◆ TEXT UNDER STUDY
↓
It may not take much to vaccinate against a particularly dangerous pathogen that causes pneumonia. A molecule consisting of three adjoined sugars is sufficient to protect against infections with highly virulent and antibiotic-resistant streptococci. The trimer stimulates the immune system to form antibodies against the bacterium Streptococcus pneumoniae of serotype 8, short ST8, as researchers of the Max Planck Institute for Colloids and Interfaces in Potsdam demonstrated by in vivo tests. They illustrate how a new generation of tailor-made vaccines of can be developed.
For many years scientists have used the characteristic sugar molecules on the surface of bacteria as a component of vaccines. However, immunization with mixtures of isolated capsular polysaccharides does not always reliably protect against infections with the actual pathogen. The mixtures are not effective against all subtypes of the bacteria. Moreover, their production is expensive and expensive, since the surface sugar is often contaminated with other sugar molecules.
An alternative is provided by synthetic sugar molecules, which resemble the surface molecules of the bacteria. Coupled with carrier proteins, these molecules are effective vaccines that are much simpler to prepare in the laboratory than the isolation of conventional vaccines from bacteria. However, the researchers need to know exactly which component of the bacterial envelope actually induces immunity to the pathogen. The identification of this component can be tedious, and complicates the development of this new generation of synthetic vaccines.
Enormous medical advance through a synthetic vaccine
The researchers at the Max Planck Institute in Potsdam combined a series of experiments to identify the surface molecules of the pneumococcal strain ST8 that are currently a serious threat. The bacterium can cause dangerous pulmonary and inflammatory infections and is resistant to common antibiotics. “The production of conventional vaccines against ST8 is difficult,” explains Max Planck Director Peter Seeberger, “therefore, the development of a synthetic vaccine would be an enormous medical advance.”
In order to keep the synthesis effort for the vaccine managable, the researchers identified the smallest possible sugar for immunization. For this purpose, an automated synthesis method developed by Peter Seeberger and his colleagues was used to produce a series of different sugar molecules that correspond to different parts of the capsular saccharide on the ST8 bacterium. They then tested which sugar molecules are recognized by antibodies that are also active against ST8. These molecules were found to also trigger a protective action against the pathogen in vivo. Animals that received a particular sugar combination profuced antibodies that were effective against the genuine capsule polysaccharides isolated from ST8 bacteria. Mice that had been given a different combination also formed non-protective antibodies.
Development of a vaccine for humans
In order to find out which part of the capsular saccharide induces effective antibodies, the researchers analysed the binding behaviour of the antibodies more precisely. They ultimately showed that a triple sugar containing two glucose and one galactose molecule mediates the protective immune response.
Addition of the synthetic sugar molecule to the current pneumococcal vaccine Prevnar 13, expanded the protection in vaccinated animals from 13 to 14 serotypes including the dangerous ST8 pathogen.
Currently, the researchers aim to develop a vaccine for humans together with Vaxxilon AG, a Max Planck Institute spin-off company. The MPI team has a long track record developing synthetic vaccines based on sugars. “Synthetic carbohydrate vaccines represent a paradigm shift within vaccine research,” says Seeberger. “They are more precise, effective and easier to manufacture than conventional vaccines.” The synthesis of the ST8-effective sugar molecule is a further milestone on the way to a new generation of tailor-made vaccines.
↑
◆ WORK ORDER
Decide whether each statement below agrees with the text on the sugar-based pneumococcal vaccine. Answer yes or no for each, and quote the deciding words from the text. (a) The triple sugar that mediates the protective immune response is made of two galactose molecules and one glucose molecule. (b) Adding the synthetic sugar molecule to Prevnar 13 extended protection in vaccinated animals to 14 serotypes. (c) The ST8 strain can be treated with common antibiotics.

◆ ENTRIES SUPPLIED
↓
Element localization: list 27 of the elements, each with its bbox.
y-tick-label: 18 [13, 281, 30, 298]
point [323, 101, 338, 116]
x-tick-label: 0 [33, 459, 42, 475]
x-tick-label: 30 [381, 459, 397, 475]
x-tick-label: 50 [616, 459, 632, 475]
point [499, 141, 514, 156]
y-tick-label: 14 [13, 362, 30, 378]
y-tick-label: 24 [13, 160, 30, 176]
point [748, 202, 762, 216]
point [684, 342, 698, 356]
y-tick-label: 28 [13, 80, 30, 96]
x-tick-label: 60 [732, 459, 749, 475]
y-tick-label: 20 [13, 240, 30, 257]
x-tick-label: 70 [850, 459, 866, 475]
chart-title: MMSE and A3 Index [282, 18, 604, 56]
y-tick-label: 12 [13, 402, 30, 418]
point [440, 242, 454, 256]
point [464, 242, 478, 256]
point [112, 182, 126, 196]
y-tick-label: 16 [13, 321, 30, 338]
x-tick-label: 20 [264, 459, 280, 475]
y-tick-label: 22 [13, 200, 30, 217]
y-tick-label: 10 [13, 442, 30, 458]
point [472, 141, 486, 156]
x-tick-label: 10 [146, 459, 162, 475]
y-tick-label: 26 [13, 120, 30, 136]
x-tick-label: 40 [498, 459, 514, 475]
↑
◆ FINISHED TASK
(a) No: "a triple sugar containing two glucose and one galactose molecule mediates the protective immune response."
(b) Yes: "expanded the protection in vaccinated animals from 13 to 14 serotypes including the dangerous ST8 pathogen."
(c) No: "is resistant to common antibiotics."